**Tarefa:**
Segundo o texto sobre aleitamento materno, até que idade o leite materno poderá ser oferecido à criança?

**Texto:**
%%

Aleitamento materno com liberdade

Aleitamento materno

O aleitamento materno é uma experiência única e inesquecível, pois estabelece uma ligação muito íntima entre mãe e filho. Além de satisfazer as necessidades emocionais da mulher, também oferece segurança e equilíbrio ao bebê.

Benefícios do aleitamento materno para a mulher

São vários os benefícios do aleitamento para a mulher: a sensação que é do seu corpo que sai o alimento que vai nutrir seu filho aumenta a auto-estima materna. Amamentar ajuda a reduzir o sangramento pós-parto. Também reduz o risco de câncer de mama e ovário e ajuda a reduzir o peso adquirido na gravidez. O leite materno está sempre pronto, em qualquer hora e lugar, na temperatura ideal. Não precisa coar, ferver e nem esfriar.

Benefícios do aleitamento materno para o bebê

As vantagens para o bebê também são muitas. O leite materno é o alimento mais completo, pois contém todos os nutrientes para que o bebê cresça e se desenvolva com saúde. Protege contra doenças, infecções e alergias. Auxilia no desenvolvimento da face, contribuindo para uma boa dentição, respiração e fala.

Quando deve iniciar o aleitamento materno

A primeira mamada deve acontecer o mais precocemente possível, de preferência ainda na sala de parto. Esta símples medida tranqüiliza o bebê e aumenta o sucesso na continuidade do aleitamento materno.

De acordo com o Ministério da Saúde, o ideal é que o bebê receba leite materno exclusivo nos seis primeiros meses de vida. Ele não precisa receber água, chás ou qualquer outro líquido.  A partir do sexto mês é recomendada a introdução de outros alimentos. Entretanto  o leite materno poderá ser oferecido até os dois anos de idade ou mais. O aleitamento deve ser mantido enquanto for possível e prazeroso para mãe e bebê.

Como deve ser o ritmo do aleitamento materno

Cada bebê tem seu próprio ritmo de amamentação e este deve ser respeitado. Ele deve ser alimentado sempre que pedir, sem horários preestabelecidos. Por isto é importante que a mulher tenha  liberdade para amamentar sempre que seja necessário.

Para isto é necessário que a lactante receba o apoio do companheiro, da família, da sociedade.  Ela deve ser protegida e o aleitamento materno aplaudido, como reconhecimento de sua importância  para a saúde física e mental de mães e bebês.

Amamentar não deve ser, jamais, uma obrigação: a mulher que se sente segura e amparada encontra na intimidade da amamentação um momento de entrega ao seu filho e uma oportunidade de crescimento como mãe.

%%

Dados de previsão de caixas delimitadoras:

%%

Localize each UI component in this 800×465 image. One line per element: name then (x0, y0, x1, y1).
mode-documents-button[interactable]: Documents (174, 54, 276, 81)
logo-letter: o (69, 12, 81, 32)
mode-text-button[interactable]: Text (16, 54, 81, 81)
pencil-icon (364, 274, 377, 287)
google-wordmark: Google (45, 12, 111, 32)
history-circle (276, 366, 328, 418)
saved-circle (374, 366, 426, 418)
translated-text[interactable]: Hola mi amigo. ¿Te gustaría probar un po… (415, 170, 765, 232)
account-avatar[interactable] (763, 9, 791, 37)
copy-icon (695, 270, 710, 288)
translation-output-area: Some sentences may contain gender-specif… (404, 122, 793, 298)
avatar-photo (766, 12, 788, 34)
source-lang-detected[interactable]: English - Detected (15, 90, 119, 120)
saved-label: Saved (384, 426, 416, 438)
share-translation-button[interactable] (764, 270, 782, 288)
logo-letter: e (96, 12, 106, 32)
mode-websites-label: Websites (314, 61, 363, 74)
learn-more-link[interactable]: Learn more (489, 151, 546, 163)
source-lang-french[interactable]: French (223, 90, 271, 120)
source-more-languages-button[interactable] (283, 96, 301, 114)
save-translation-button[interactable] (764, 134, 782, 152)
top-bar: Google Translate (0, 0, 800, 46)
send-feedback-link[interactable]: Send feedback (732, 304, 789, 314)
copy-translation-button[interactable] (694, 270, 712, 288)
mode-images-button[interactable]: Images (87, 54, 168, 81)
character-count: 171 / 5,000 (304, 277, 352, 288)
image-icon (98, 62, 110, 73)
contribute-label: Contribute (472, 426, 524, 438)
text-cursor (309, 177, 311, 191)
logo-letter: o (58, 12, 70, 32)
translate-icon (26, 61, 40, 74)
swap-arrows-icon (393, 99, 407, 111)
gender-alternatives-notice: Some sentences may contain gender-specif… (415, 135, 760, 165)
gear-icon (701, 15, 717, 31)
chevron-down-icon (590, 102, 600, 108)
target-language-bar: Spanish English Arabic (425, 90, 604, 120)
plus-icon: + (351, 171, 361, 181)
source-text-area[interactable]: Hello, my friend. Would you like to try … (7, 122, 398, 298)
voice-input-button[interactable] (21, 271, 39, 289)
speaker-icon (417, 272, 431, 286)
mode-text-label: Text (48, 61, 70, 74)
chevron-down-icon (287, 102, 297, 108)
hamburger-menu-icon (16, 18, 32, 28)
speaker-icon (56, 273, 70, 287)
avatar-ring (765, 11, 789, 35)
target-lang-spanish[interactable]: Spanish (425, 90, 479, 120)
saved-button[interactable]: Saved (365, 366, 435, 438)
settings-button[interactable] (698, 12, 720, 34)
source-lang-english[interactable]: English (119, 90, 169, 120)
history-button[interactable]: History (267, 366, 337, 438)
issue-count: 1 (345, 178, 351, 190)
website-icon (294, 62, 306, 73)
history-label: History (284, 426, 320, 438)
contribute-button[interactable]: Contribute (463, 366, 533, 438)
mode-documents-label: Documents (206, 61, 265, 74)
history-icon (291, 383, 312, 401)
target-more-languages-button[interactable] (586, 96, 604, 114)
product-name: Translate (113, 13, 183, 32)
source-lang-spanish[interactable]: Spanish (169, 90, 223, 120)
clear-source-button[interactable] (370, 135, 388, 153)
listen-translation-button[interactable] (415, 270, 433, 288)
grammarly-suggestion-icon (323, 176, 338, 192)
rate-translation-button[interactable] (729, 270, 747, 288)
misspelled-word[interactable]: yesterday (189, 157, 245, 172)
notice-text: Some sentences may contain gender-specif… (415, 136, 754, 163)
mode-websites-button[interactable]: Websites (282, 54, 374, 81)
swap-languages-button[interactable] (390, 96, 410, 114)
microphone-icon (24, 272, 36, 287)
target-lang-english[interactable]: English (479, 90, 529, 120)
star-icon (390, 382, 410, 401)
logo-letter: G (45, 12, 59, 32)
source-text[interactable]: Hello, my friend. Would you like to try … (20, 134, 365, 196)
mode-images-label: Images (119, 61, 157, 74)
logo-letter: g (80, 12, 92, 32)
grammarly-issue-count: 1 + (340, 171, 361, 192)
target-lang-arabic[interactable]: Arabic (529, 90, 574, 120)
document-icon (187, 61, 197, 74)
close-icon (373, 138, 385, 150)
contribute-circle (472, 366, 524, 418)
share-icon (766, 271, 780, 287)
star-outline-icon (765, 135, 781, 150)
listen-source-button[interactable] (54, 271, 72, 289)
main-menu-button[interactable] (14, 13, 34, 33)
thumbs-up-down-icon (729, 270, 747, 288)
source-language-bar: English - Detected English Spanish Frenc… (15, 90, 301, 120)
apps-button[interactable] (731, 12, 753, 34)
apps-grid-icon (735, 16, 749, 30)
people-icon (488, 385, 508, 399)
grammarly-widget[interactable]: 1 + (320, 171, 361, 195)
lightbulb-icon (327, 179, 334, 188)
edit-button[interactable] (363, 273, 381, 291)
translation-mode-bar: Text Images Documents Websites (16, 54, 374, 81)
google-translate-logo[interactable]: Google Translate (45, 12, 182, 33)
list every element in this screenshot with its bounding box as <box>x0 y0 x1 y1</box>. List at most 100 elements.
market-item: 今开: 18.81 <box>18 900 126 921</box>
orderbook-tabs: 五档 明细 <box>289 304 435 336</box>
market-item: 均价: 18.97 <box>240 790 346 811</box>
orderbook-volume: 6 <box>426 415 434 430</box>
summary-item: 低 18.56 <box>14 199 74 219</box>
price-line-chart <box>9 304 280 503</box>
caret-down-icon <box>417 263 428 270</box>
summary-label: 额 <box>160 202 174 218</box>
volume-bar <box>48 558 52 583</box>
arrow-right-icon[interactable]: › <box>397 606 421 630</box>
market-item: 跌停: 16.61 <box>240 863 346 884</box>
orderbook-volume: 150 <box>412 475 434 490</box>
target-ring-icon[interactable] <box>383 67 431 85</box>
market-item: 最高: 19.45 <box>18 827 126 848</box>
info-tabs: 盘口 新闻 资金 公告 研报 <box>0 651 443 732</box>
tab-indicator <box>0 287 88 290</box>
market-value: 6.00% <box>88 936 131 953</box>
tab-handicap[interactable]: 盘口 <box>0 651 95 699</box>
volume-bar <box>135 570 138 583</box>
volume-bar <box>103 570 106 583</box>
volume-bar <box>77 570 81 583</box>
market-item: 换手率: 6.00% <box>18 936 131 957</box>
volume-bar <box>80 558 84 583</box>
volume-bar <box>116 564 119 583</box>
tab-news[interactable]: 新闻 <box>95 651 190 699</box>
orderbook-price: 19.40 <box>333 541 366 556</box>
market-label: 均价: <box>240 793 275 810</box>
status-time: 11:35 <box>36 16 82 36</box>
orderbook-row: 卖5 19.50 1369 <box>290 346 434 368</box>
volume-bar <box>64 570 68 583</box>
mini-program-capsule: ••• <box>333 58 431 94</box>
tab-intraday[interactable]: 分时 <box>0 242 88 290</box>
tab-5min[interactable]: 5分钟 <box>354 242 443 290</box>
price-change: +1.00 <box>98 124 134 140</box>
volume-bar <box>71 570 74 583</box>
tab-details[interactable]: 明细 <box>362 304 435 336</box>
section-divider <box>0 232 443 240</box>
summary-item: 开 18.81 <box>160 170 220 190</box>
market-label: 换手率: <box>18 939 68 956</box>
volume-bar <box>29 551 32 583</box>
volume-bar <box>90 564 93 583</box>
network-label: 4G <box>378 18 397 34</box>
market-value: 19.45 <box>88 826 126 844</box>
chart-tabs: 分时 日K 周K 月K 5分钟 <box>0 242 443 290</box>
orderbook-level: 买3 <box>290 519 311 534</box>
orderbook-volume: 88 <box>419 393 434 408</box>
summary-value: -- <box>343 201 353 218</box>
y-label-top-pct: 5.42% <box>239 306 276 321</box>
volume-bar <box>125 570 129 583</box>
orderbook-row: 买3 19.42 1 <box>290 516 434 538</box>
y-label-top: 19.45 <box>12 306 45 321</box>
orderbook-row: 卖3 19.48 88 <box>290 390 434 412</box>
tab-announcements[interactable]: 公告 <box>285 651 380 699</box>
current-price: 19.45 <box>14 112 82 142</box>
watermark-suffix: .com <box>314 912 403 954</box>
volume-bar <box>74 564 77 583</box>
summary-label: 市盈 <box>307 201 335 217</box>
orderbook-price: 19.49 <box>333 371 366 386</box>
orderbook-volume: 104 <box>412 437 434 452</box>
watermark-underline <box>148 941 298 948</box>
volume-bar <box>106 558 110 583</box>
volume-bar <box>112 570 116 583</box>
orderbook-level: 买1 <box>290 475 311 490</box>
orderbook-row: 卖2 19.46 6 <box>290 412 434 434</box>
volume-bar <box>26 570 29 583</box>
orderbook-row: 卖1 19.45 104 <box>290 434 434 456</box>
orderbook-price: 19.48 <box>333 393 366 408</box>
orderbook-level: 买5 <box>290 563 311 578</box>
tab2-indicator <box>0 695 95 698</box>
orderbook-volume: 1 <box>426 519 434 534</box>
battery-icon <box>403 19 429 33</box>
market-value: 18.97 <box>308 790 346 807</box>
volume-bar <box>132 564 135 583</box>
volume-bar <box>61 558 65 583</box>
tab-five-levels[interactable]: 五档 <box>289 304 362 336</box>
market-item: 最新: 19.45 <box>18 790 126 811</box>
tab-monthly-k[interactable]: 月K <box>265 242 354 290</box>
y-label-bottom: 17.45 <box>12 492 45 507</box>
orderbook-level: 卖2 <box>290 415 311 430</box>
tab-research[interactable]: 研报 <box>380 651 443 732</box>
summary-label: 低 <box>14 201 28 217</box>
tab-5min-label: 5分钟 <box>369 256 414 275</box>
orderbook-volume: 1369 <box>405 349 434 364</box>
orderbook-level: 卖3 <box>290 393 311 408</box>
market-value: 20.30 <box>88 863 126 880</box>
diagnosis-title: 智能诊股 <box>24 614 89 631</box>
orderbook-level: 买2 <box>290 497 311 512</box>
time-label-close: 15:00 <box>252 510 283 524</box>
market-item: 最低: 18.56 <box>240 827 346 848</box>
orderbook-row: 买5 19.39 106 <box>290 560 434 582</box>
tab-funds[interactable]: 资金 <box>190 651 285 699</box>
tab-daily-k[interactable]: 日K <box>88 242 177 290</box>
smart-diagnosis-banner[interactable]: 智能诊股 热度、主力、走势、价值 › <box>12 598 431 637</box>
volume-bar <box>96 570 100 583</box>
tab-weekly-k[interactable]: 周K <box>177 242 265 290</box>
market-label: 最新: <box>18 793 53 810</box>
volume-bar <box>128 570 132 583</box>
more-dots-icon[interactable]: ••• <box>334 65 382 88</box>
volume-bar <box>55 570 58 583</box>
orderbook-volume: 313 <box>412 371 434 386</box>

%%

**Solução do problema:**
Até os dois anos de idade ou mais.